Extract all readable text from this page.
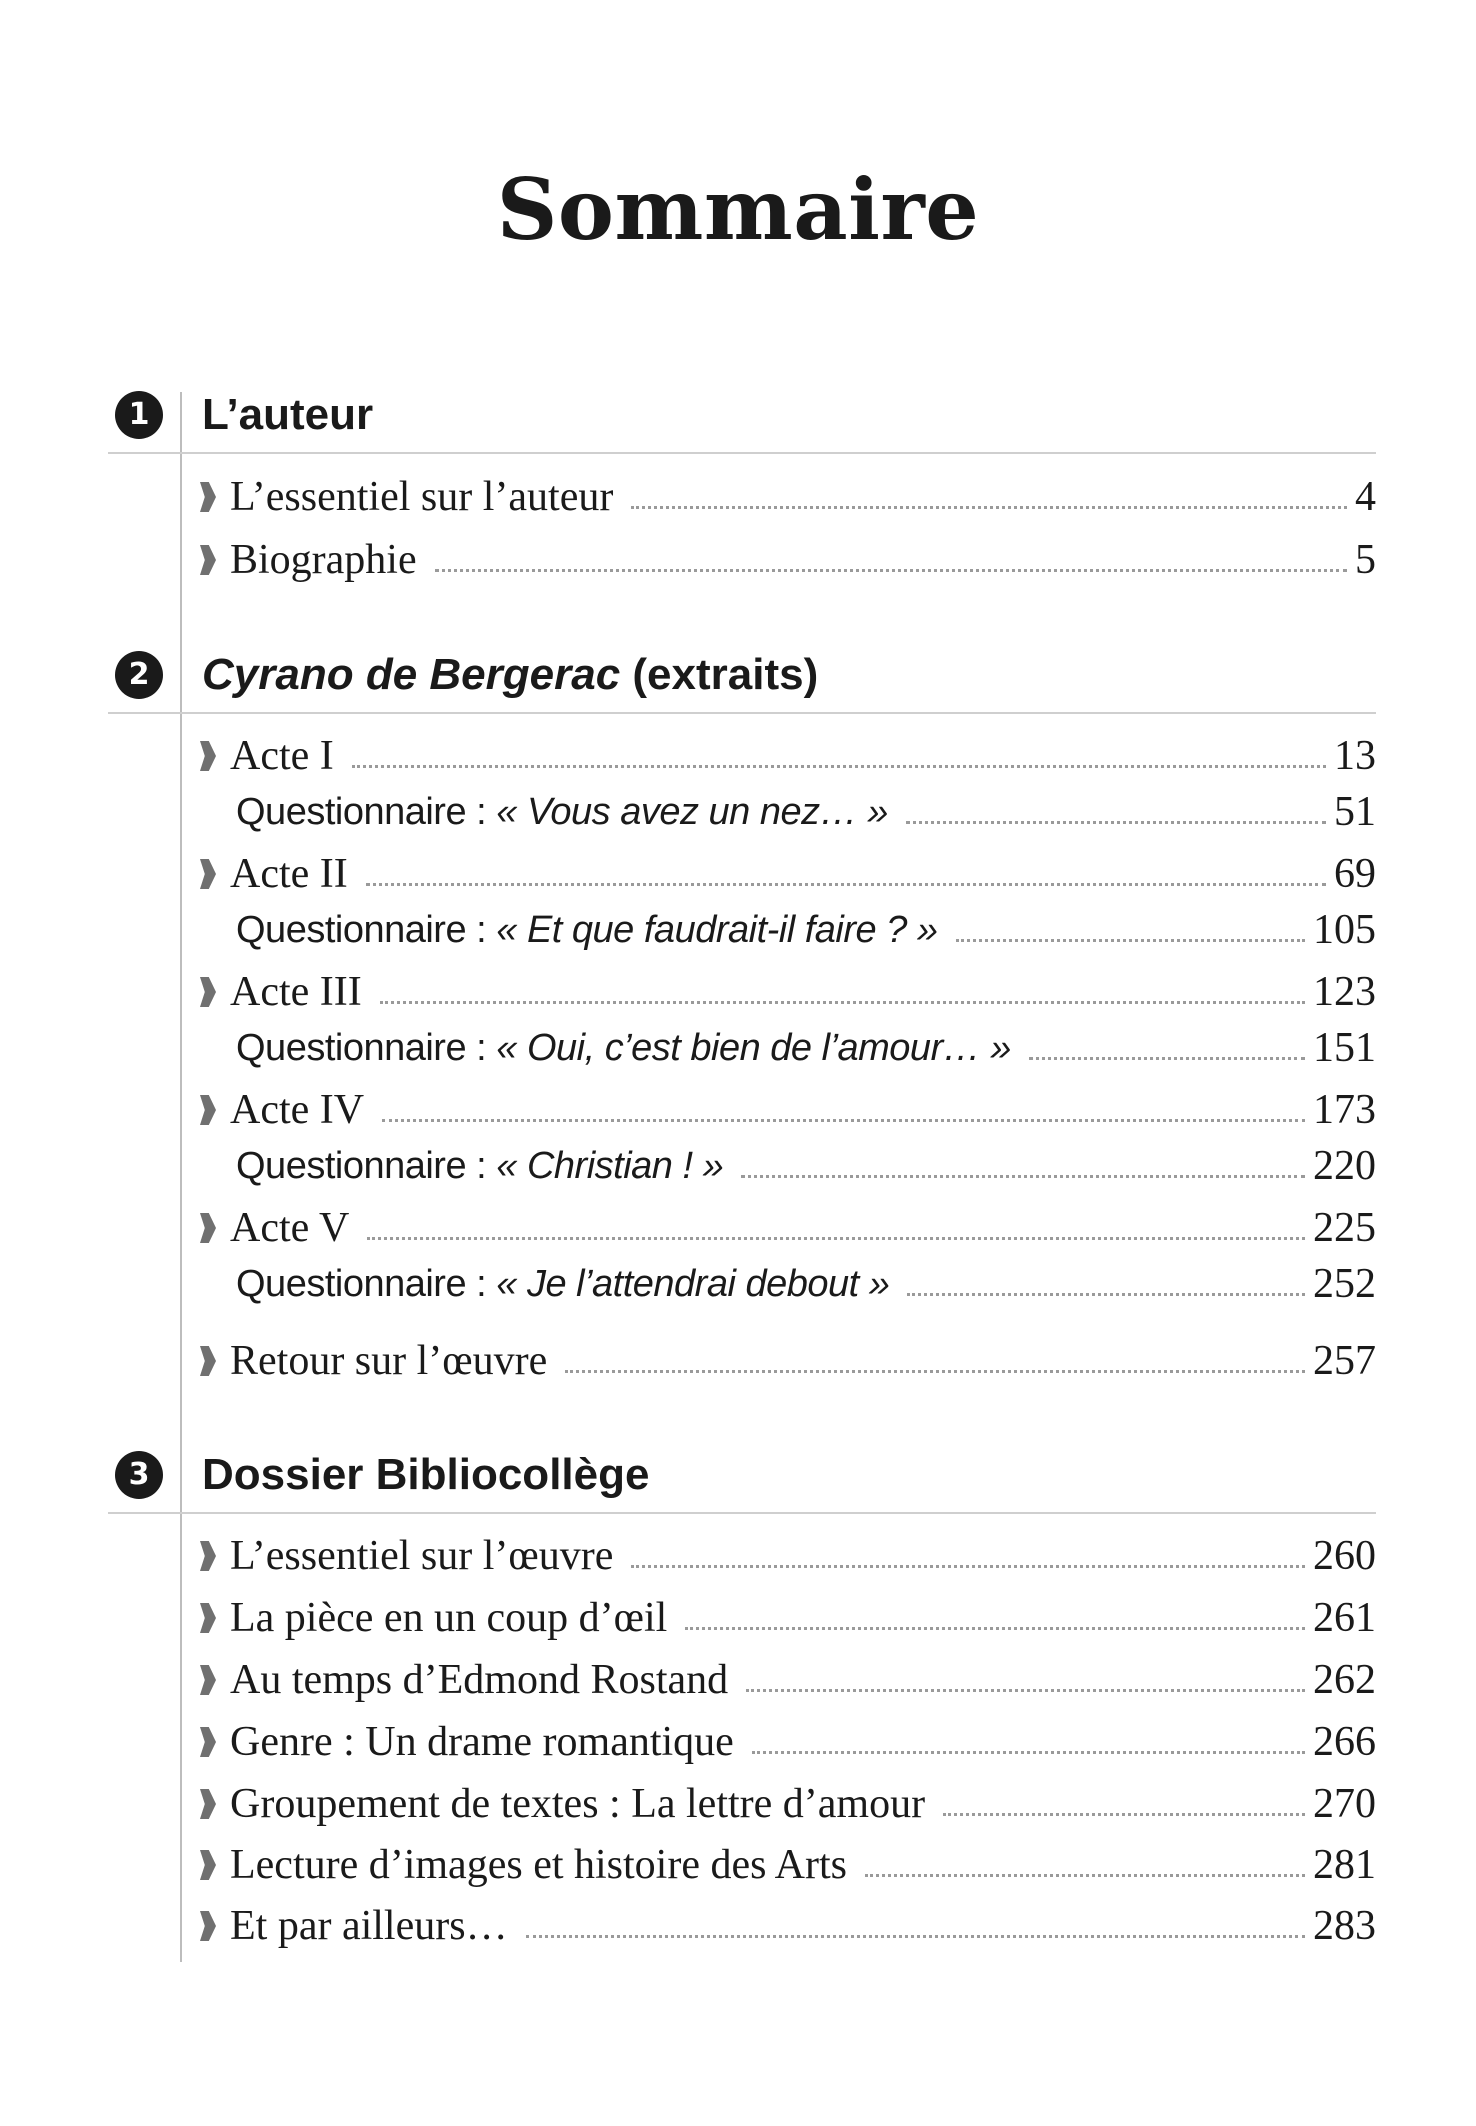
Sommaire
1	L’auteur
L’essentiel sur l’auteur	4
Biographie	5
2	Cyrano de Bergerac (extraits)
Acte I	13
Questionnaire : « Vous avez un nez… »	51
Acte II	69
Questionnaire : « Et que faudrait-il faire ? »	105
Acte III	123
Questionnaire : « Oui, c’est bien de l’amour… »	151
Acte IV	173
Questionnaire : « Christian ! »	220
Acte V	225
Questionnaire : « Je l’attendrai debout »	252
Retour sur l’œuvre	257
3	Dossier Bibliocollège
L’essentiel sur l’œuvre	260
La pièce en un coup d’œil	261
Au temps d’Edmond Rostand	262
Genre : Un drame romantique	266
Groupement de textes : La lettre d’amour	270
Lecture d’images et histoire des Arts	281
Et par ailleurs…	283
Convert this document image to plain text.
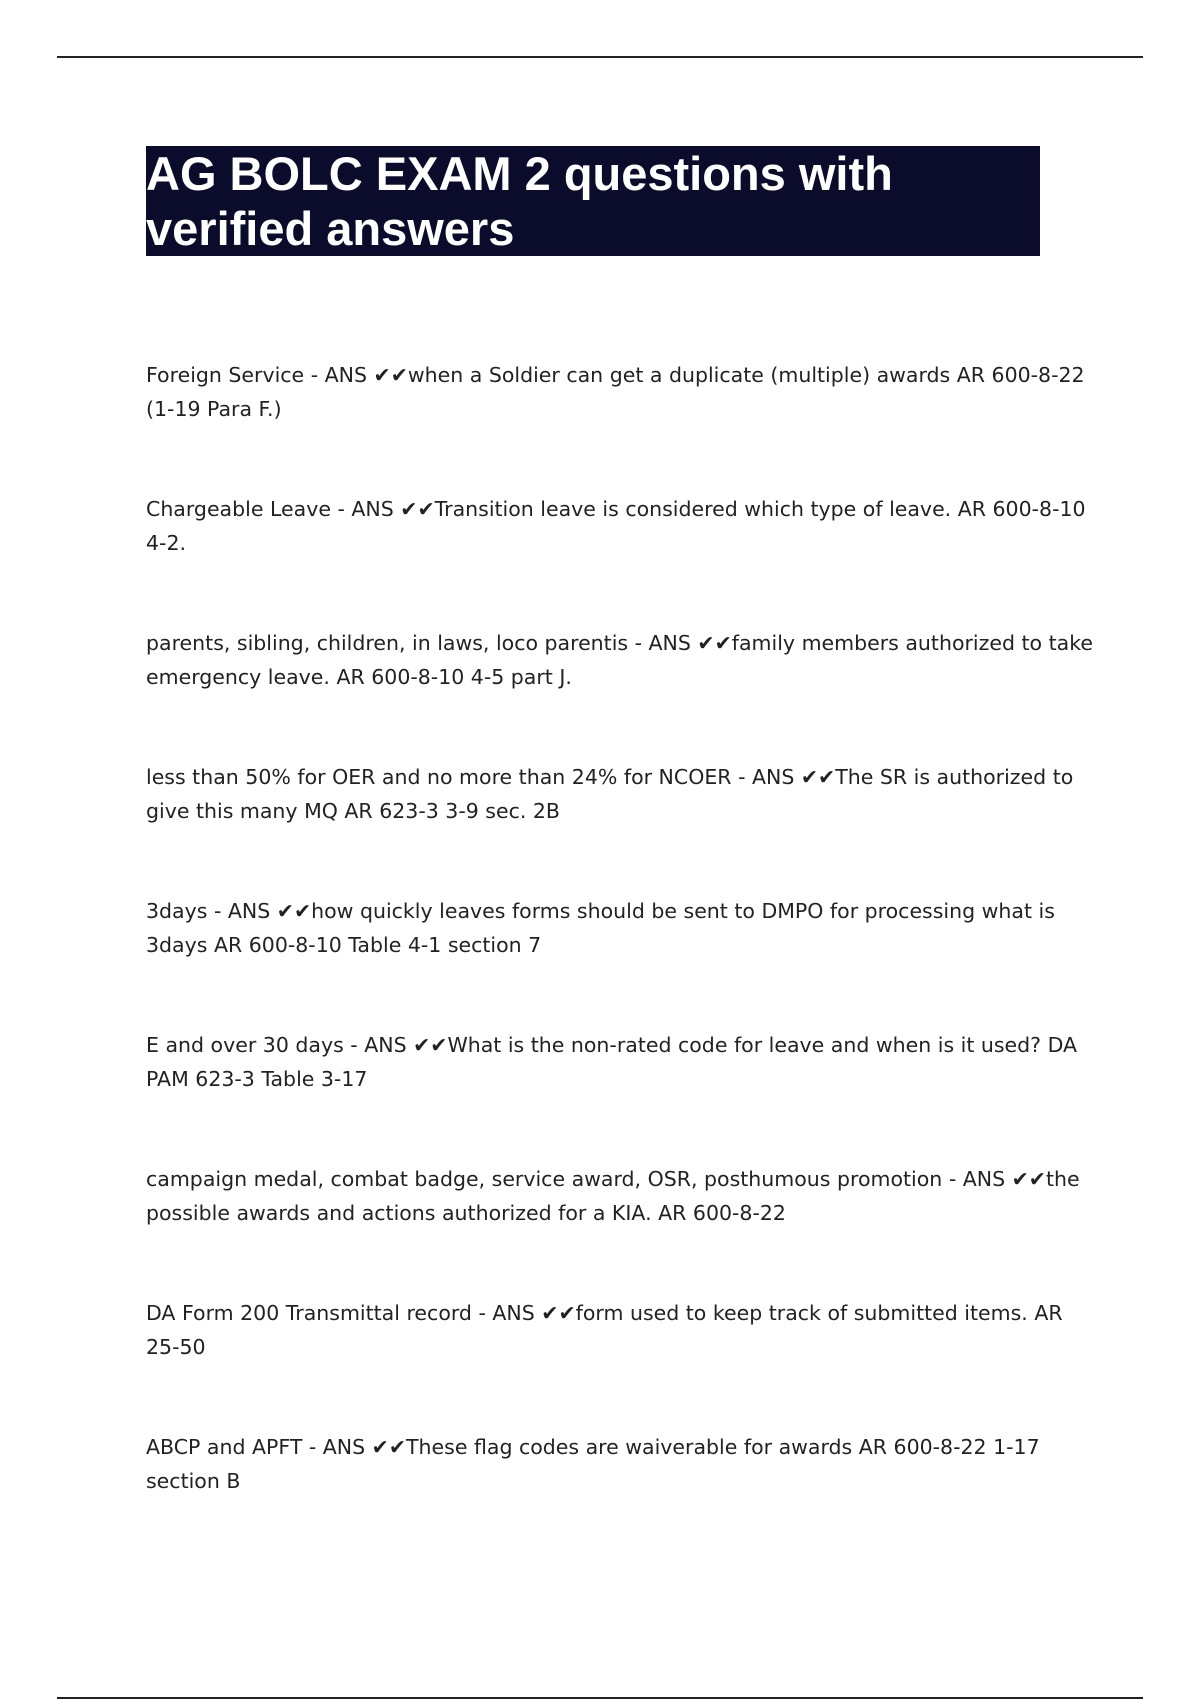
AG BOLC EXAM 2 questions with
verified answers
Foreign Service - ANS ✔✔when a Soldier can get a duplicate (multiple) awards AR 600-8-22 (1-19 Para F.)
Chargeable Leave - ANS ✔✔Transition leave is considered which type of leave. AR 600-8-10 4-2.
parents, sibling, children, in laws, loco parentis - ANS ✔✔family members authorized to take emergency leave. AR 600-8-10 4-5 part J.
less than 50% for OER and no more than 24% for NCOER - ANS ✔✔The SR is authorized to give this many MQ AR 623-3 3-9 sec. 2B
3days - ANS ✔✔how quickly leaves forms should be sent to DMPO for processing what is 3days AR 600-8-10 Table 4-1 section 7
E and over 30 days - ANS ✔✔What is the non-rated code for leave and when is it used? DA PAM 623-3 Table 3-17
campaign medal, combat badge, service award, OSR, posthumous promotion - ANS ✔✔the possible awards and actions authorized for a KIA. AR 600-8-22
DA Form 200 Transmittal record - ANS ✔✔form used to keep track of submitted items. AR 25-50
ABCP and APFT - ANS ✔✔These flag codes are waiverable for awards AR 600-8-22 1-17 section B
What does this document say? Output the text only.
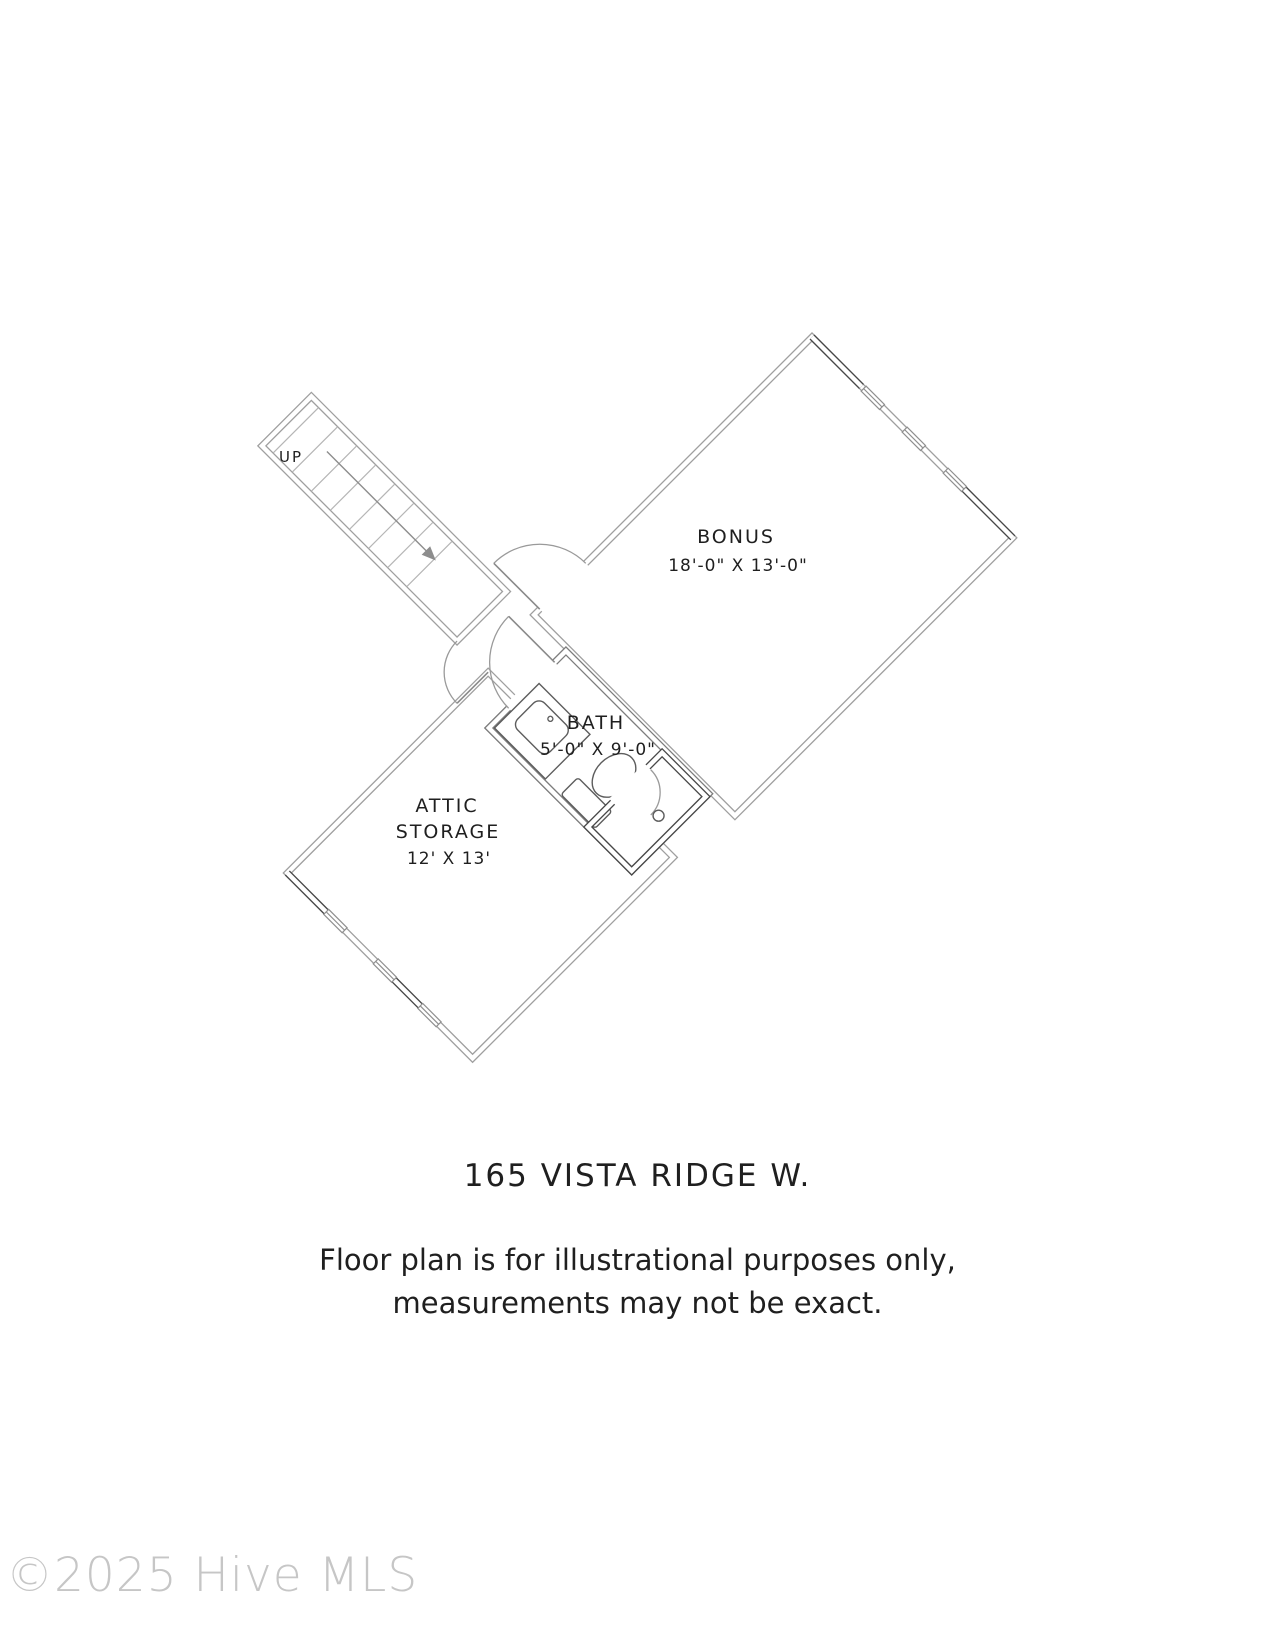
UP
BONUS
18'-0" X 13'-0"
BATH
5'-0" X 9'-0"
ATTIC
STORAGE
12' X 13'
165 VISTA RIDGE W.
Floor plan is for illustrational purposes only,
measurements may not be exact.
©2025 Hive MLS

━━━━━━━━━━━━━━━━━━━━

Only lines holding the string "Table" are wanted; gather each one from the entries above.

3days - ANS ✔✔how quickly leaves forms should be sent to DMPO for processing what is 3days AR 600-8-10 Table 4-1 section 7
E and over 30 days - ANS ✔✔What is the non-rated code for leave and when is it used? DA PAM 623-3 Table 3-17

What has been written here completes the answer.